(Entries from a visual dataset)

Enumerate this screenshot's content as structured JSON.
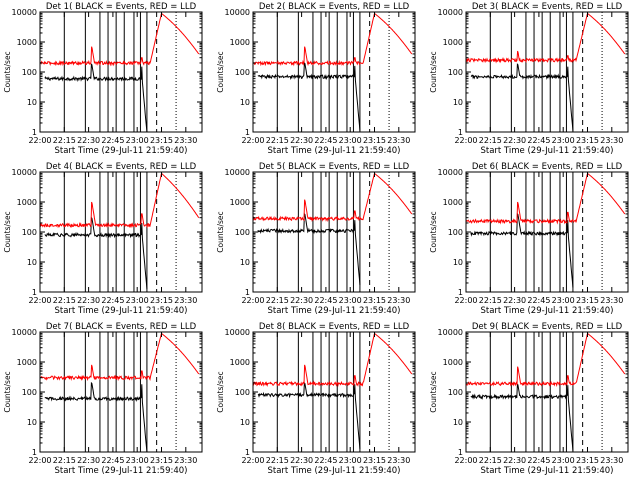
{
  "chart_data": [
    {
      "type": "line",
      "title": "Det 1( BLACK = Events, RED = LLD",
      "ylabel": "Counts/sec",
      "xlabel": "Start Time (29-Jul-11 21:59:40)",
      "x_ticks": [
        "22:00",
        "22:15",
        "22:30",
        "22:45",
        "23:00",
        "23:15",
        "23:30"
      ],
      "y_ticks": [
        "1",
        "10",
        "100",
        "1000",
        "10000"
      ],
      "ylim": [
        1,
        10000
      ],
      "yscale": "log",
      "series": [
        {
          "color": "#000000",
          "start": "22:03",
          "end": "23:06",
          "level": 60,
          "spikes": [
            {
              "t": "22:32",
              "v": 180
            },
            {
              "t": "23:03",
              "v": 150
            }
          ]
        },
        {
          "color": "#ff0000",
          "start": "22:00",
          "end": "23:38",
          "level": 200,
          "spikes": [
            {
              "t": "22:32",
              "v": 700
            },
            {
              "t": "23:03",
              "v": 300
            }
          ],
          "flare": {
            "start": "23:08",
            "peak": "23:15",
            "peak_value": 9000,
            "end_value": 400
          }
        }
      ]
    },
    {
      "type": "line",
      "title": "Det 2( BLACK = Events, RED = LLD",
      "ylabel": "Counts/sec",
      "xlabel": "Start Time (29-Jul-11 21:59:40)",
      "x_ticks": [
        "22:00",
        "22:15",
        "22:30",
        "22:45",
        "23:00",
        "23:15",
        "23:30"
      ],
      "y_ticks": [
        "1",
        "10",
        "100",
        "1000",
        "10000"
      ],
      "ylim": [
        1,
        10000
      ],
      "yscale": "log",
      "series": [
        {
          "color": "#000000",
          "start": "22:03",
          "end": "23:06",
          "level": 70,
          "spikes": [
            {
              "t": "22:32",
              "v": 200
            },
            {
              "t": "23:03",
              "v": 160
            }
          ]
        },
        {
          "color": "#ff0000",
          "start": "22:00",
          "end": "23:38",
          "level": 200,
          "spikes": [
            {
              "t": "22:32",
              "v": 700
            },
            {
              "t": "23:03",
              "v": 300
            }
          ],
          "flare": {
            "start": "23:08",
            "peak": "23:15",
            "peak_value": 9000,
            "end_value": 400
          }
        }
      ]
    },
    {
      "type": "line",
      "title": "Det 3( BLACK = Events, RED = LLD",
      "ylabel": "Counts/sec",
      "xlabel": "Start Time (29-Jul-11 21:59:40)",
      "x_ticks": [
        "22:00",
        "22:15",
        "22:30",
        "22:45",
        "23:00",
        "23:15",
        "23:30"
      ],
      "y_ticks": [
        "1",
        "10",
        "100",
        "1000",
        "10000"
      ],
      "ylim": [
        1,
        10000
      ],
      "yscale": "log",
      "series": [
        {
          "color": "#000000",
          "start": "22:03",
          "end": "23:06",
          "level": 70,
          "spikes": [
            {
              "t": "22:32",
              "v": 180
            },
            {
              "t": "23:03",
              "v": 150
            }
          ]
        },
        {
          "color": "#ff0000",
          "start": "22:00",
          "end": "23:38",
          "level": 250,
          "spikes": [
            {
              "t": "22:32",
              "v": 500
            },
            {
              "t": "23:03",
              "v": 350
            }
          ],
          "flare": {
            "start": "23:08",
            "peak": "23:15",
            "peak_value": 9000,
            "end_value": 400
          }
        }
      ]
    },
    {
      "type": "line",
      "title": "Det 4( BLACK = Events, RED = LLD",
      "ylabel": "Counts/sec",
      "xlabel": "Start Time (29-Jul-11 21:59:40)",
      "x_ticks": [
        "22:00",
        "22:15",
        "22:30",
        "22:45",
        "23:00",
        "23:15",
        "23:30"
      ],
      "y_ticks": [
        "1",
        "10",
        "100",
        "1000",
        "10000"
      ],
      "ylim": [
        1,
        10000
      ],
      "yscale": "log",
      "series": [
        {
          "color": "#000000",
          "start": "22:03",
          "end": "23:06",
          "level": 80,
          "spikes": [
            {
              "t": "22:32",
              "v": 300
            },
            {
              "t": "23:03",
              "v": 200
            }
          ]
        },
        {
          "color": "#ff0000",
          "start": "22:00",
          "end": "23:38",
          "level": 170,
          "spikes": [
            {
              "t": "22:32",
              "v": 1000
            },
            {
              "t": "23:03",
              "v": 400
            }
          ],
          "flare": {
            "start": "23:08",
            "peak": "23:15",
            "peak_value": 9000,
            "end_value": 300
          }
        }
      ]
    },
    {
      "type": "line",
      "title": "Det 5( BLACK = Events, RED = LLD",
      "ylabel": "Counts/sec",
      "xlabel": "Start Time (29-Jul-11 21:59:40)",
      "x_ticks": [
        "22:00",
        "22:15",
        "22:30",
        "22:45",
        "23:00",
        "23:15",
        "23:30"
      ],
      "y_ticks": [
        "1",
        "10",
        "100",
        "1000",
        "10000"
      ],
      "ylim": [
        1,
        10000
      ],
      "yscale": "log",
      "series": [
        {
          "color": "#000000",
          "start": "22:03",
          "end": "23:06",
          "level": 110,
          "spikes": [
            {
              "t": "22:32",
              "v": 400
            },
            {
              "t": "23:03",
              "v": 250
            }
          ]
        },
        {
          "color": "#ff0000",
          "start": "22:00",
          "end": "23:38",
          "level": 280,
          "spikes": [
            {
              "t": "22:32",
              "v": 1200
            },
            {
              "t": "23:03",
              "v": 500
            }
          ],
          "flare": {
            "start": "23:08",
            "peak": "23:15",
            "peak_value": 9000,
            "end_value": 400
          }
        }
      ]
    },
    {
      "type": "line",
      "title": "Det 6( BLACK = Events, RED = LLD",
      "ylabel": "Counts/sec",
      "xlabel": "Start Time (29-Jul-11 21:59:40)",
      "x_ticks": [
        "22:00",
        "22:15",
        "22:30",
        "22:45",
        "23:00",
        "23:15",
        "23:30"
      ],
      "y_ticks": [
        "1",
        "10",
        "100",
        "1000",
        "10000"
      ],
      "ylim": [
        1,
        10000
      ],
      "yscale": "log",
      "series": [
        {
          "color": "#000000",
          "start": "22:03",
          "end": "23:06",
          "level": 90,
          "spikes": [
            {
              "t": "22:32",
              "v": 400
            },
            {
              "t": "23:03",
              "v": 250
            }
          ]
        },
        {
          "color": "#ff0000",
          "start": "22:00",
          "end": "23:38",
          "level": 230,
          "spikes": [
            {
              "t": "22:32",
              "v": 1000
            },
            {
              "t": "23:03",
              "v": 450
            }
          ],
          "flare": {
            "start": "23:08",
            "peak": "23:15",
            "peak_value": 9000,
            "end_value": 400
          }
        }
      ]
    },
    {
      "type": "line",
      "title": "Det 7( BLACK = Events, RED = LLD",
      "ylabel": "Counts/sec",
      "xlabel": "Start Time (29-Jul-11 21:59:40)",
      "x_ticks": [
        "22:00",
        "22:15",
        "22:30",
        "22:45",
        "23:00",
        "23:15",
        "23:30"
      ],
      "y_ticks": [
        "1",
        "10",
        "100",
        "1000",
        "10000"
      ],
      "ylim": [
        1,
        10000
      ],
      "yscale": "log",
      "series": [
        {
          "color": "#000000",
          "start": "22:03",
          "end": "23:06",
          "level": 60,
          "spikes": [
            {
              "t": "22:32",
              "v": 200
            },
            {
              "t": "23:03",
              "v": 180
            }
          ]
        },
        {
          "color": "#ff0000",
          "start": "22:00",
          "end": "23:38",
          "level": 300,
          "spikes": [
            {
              "t": "22:32",
              "v": 800
            },
            {
              "t": "23:03",
              "v": 500
            }
          ],
          "flare": {
            "start": "23:08",
            "peak": "23:15",
            "peak_value": 9000,
            "end_value": 400
          }
        }
      ]
    },
    {
      "type": "line",
      "title": "Det 8( BLACK = Events, RED = LLD",
      "ylabel": "Counts/sec",
      "xlabel": "Start Time (29-Jul-11 21:59:40)",
      "x_ticks": [
        "22:00",
        "22:15",
        "22:30",
        "22:45",
        "23:00",
        "23:15",
        "23:30"
      ],
      "y_ticks": [
        "1",
        "10",
        "100",
        "1000",
        "10000"
      ],
      "ylim": [
        1,
        10000
      ],
      "yscale": "log",
      "series": [
        {
          "color": "#000000",
          "start": "22:03",
          "end": "23:06",
          "level": 80,
          "spikes": [
            {
              "t": "22:32",
              "v": 200
            },
            {
              "t": "23:03",
              "v": 180
            }
          ]
        },
        {
          "color": "#ff0000",
          "start": "22:00",
          "end": "23:38",
          "level": 190,
          "spikes": [
            {
              "t": "22:32",
              "v": 800
            },
            {
              "t": "23:03",
              "v": 350
            }
          ],
          "flare": {
            "start": "23:08",
            "peak": "23:15",
            "peak_value": 9000,
            "end_value": 400
          }
        }
      ]
    },
    {
      "type": "line",
      "title": "Det 9( BLACK = Events, RED = LLD",
      "ylabel": "Counts/sec",
      "xlabel": "Start Time (29-Jul-11 21:59:40)",
      "x_ticks": [
        "22:00",
        "22:15",
        "22:30",
        "22:45",
        "23:00",
        "23:15",
        "23:30"
      ],
      "y_ticks": [
        "1",
        "10",
        "100",
        "1000",
        "10000"
      ],
      "ylim": [
        1,
        10000
      ],
      "yscale": "log",
      "series": [
        {
          "color": "#000000",
          "start": "22:03",
          "end": "23:06",
          "level": 70,
          "spikes": [
            {
              "t": "22:32",
              "v": 180
            },
            {
              "t": "23:03",
              "v": 170
            }
          ]
        },
        {
          "color": "#ff0000",
          "start": "22:00",
          "end": "23:38",
          "level": 190,
          "spikes": [
            {
              "t": "22:32",
              "v": 700
            },
            {
              "t": "23:03",
              "v": 350
            }
          ],
          "flare": {
            "start": "23:08",
            "peak": "23:15",
            "peak_value": 9000,
            "end_value": 400
          }
        }
      ]
    }
  ],
  "vertical_markers": {
    "solid": [
      "22:15",
      "22:28",
      "22:37",
      "22:42",
      "22:47",
      "22:52",
      "22:58",
      "23:02",
      "23:06"
    ],
    "dashed": [
      "23:12"
    ],
    "dotted": [
      "23:24"
    ]
  }
}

YOUR OBJECTIVE ::
Look through the records and gather every line containing "BLACK".

EXPECTED ANSWER ::
      "title": "Det 1( BLACK = Events, RED = LLD",
      "title": "Det 2( BLACK = Events, RED = LLD",
      "title": "Det 3( BLACK = Events, RED = LLD",
      "title": "Det 4( BLACK = Events, RED = LLD",
      "title": "Det 5( BLACK = Events, RED = LLD",
      "title": "Det 6( BLACK = Events, RED = LLD",
      "title": "Det 7( BLACK = Events, RED = LLD",
      "title": "Det 8( BLACK = Events, RED = LLD",
      "title": "Det 9( BLACK = Events, RED = LLD",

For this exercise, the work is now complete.